(Passage)
>>>>>

Today is the birthday of both Madeleine L'Engle (A Wrinkle In Time), Louisa May Alcott (Little Women), and my buddy Clive, aka C.S. Lewis (Narnia!).

Wednesday, November 28, 2012

Making Me Happy

It's not a hippie quote today. It's not a space picture (although there is a penumbral lunar eclipse happening). Instead, it's cat-bounce.com! Just go and make those kitties bounce. You won't be sorry. Meow! 

Tuesday, November 27, 2012

Tuesday Project Roundup: Starting, Finishing, In Progress

Over the long weekend I made a valiant effort to finish (or at least start) a few projects in the queue, in between eating pie for breakfast.

Another pair of boot toppers for a friend are DONE:

 The rayon dress has sleeves and half a collar (but is still looking a little Laura Ingalls Wilder; I'm not sure about this one):

And 4 out of 8 kitty blankets are cut out (but not fringed). Maybe my helper needs to be a little more helpful:

Monday, November 26, 2012

Again

Another weekend, another hike in Millcreek, another chance to smirk at nature.

Look at that air! People, you need to stop idling your cars.

Wednesday, November 21, 2012

Gratitude

 

“Finding our attitude of gratitude may be a difficult task, but the more we learn to return thanks, the more space we make for new unexpected blessings to appear in our lives. There is no substitute for finally acknowledging the blessings that we have taken for granted. In this process we rediscover the magic and wonder of the most simple gifts. Do we have to suffer from emphysema before we can have gratitude for the precious breath of life? Do we have to lose our homes before we can return thanks for having shelter? If we have taken for granted all our blessings of health or a loving family, will we need to be reminded to be grateful through near tragedy or actual loss?”
(quote and image via Mystic Mamma)

 This weekend is for focusing on my blessings, and finally pruning the lavender, and Tofurkey. I'll be back Monday.

Tuesday, November 20, 2012

No Projects To Round Up

I haven't tackled the pile of Christmas projects from October (except for the chutney--everybody's getting chutney this year!) nor have I put the sleeves in that rayon dress, nor have I started on a quilt for a friend. I also don't think I ever mentioned that Skyler's sweater turned out plenty big, so I don't have a picture of him wearing that (since wearing it won't be possible for a few months). 

Instead, I give you a picture of Skyler hiding in an end table, lifted from my brother's blog. Because sometimes you just have to hide in an end table. I feel the same way lately, kiddo.

Monday, November 19, 2012

Weekend Hiking, Winter Edition

It's winter in Millcreek Canyon and I'm about to get really familiar with all the trails below the upper gate, which is now closed. I think I can deal with that, though.

<<<<<

(Your goal)
Answer these questions using the blog posts:
1. How many of the eight kitty blankets have been cut out?
2. What is everybody getting this year?
3. Which gate in Millcreek Canyon is now closed?

(Dataset items)
>>>>>

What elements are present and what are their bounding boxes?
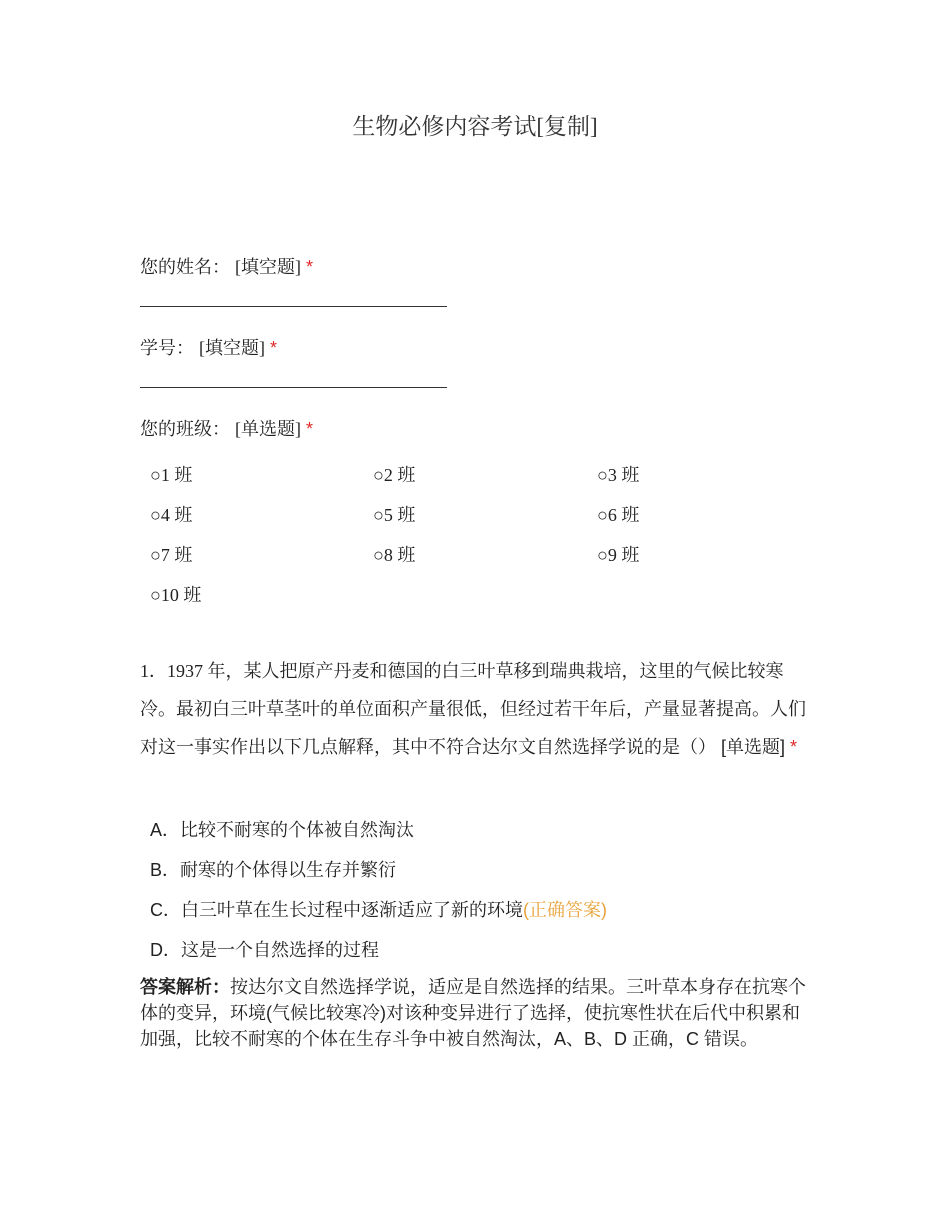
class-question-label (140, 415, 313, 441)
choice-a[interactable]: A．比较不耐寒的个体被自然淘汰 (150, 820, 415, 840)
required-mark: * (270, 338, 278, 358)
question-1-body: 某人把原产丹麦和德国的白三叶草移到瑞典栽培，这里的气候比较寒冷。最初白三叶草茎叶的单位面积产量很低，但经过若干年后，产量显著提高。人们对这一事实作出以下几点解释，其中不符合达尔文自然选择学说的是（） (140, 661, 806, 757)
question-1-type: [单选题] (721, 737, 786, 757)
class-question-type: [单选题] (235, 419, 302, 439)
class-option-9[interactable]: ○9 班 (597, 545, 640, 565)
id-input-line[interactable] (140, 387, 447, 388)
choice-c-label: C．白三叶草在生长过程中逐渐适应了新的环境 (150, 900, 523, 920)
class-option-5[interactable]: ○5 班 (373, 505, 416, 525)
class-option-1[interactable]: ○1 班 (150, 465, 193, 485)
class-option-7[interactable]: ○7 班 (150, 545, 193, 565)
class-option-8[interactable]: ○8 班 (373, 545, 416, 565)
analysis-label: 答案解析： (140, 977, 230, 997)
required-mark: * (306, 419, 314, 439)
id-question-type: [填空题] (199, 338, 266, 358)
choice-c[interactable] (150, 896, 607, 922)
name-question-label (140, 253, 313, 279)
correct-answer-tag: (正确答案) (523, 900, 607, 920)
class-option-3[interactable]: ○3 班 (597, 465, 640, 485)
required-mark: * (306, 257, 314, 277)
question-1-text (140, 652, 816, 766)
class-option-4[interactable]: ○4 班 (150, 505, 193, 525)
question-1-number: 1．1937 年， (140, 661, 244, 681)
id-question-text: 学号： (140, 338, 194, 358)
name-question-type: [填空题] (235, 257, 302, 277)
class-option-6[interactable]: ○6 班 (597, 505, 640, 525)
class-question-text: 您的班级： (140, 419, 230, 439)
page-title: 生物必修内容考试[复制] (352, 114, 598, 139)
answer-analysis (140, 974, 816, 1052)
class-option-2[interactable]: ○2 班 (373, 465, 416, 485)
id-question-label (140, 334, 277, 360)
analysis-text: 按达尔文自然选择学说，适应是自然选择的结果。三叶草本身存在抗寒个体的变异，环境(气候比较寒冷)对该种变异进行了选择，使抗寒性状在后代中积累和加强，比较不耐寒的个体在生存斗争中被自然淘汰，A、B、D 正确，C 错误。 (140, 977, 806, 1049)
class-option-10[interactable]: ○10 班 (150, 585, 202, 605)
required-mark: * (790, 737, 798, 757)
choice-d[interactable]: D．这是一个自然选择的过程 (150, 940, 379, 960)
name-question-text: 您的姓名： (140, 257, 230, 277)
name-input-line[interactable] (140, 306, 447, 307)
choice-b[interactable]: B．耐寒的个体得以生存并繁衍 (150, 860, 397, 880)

<<<<<

(Task output)
1. Four
2. Chutney
3. The upper gate